Problem statement: Scan the entries below and extract each line with the word "Transport" in it.

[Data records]

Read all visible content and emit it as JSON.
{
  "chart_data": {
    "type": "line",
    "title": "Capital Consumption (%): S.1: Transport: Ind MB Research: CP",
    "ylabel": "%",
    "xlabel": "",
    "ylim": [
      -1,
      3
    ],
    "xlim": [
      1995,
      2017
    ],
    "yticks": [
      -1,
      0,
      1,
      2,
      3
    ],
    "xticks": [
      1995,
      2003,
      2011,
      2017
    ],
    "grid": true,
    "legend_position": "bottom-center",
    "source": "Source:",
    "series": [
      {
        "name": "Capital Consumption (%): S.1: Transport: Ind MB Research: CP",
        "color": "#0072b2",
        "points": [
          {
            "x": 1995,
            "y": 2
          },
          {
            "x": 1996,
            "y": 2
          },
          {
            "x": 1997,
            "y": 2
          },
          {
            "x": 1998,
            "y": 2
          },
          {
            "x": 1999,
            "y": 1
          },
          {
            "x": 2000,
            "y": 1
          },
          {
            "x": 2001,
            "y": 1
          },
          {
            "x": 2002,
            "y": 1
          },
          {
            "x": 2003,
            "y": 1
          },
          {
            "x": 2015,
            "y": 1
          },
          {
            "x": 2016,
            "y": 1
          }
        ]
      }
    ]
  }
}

* * *

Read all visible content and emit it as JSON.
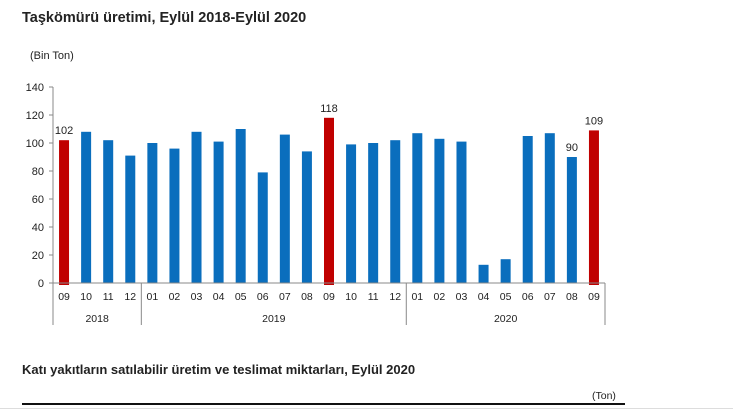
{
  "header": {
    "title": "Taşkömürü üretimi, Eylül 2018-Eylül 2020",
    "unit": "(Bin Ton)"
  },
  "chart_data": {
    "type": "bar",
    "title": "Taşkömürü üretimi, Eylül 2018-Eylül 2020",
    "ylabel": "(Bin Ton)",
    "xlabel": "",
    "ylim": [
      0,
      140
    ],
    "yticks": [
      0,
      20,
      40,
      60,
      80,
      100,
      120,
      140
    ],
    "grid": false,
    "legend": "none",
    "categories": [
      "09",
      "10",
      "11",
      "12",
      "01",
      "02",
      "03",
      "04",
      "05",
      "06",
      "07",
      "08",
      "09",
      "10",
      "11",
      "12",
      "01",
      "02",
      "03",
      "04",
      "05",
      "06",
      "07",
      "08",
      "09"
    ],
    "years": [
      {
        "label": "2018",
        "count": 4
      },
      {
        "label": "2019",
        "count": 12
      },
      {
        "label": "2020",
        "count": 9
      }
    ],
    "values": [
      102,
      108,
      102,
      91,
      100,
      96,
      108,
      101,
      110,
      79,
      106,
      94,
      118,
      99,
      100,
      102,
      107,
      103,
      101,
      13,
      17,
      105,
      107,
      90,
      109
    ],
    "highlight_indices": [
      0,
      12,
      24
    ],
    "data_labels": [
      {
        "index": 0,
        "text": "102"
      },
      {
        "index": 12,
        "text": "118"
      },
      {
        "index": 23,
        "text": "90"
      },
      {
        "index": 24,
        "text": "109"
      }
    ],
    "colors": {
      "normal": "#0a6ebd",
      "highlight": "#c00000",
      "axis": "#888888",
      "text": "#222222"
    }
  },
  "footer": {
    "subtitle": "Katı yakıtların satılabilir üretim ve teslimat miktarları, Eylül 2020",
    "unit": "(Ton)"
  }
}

Answer to the problem:
    "title": "Capital Consumption (%): S.1: Transport: Ind MB Research: CP",
        "name": "Capital Consumption (%): S.1: Transport: Ind MB Research: CP",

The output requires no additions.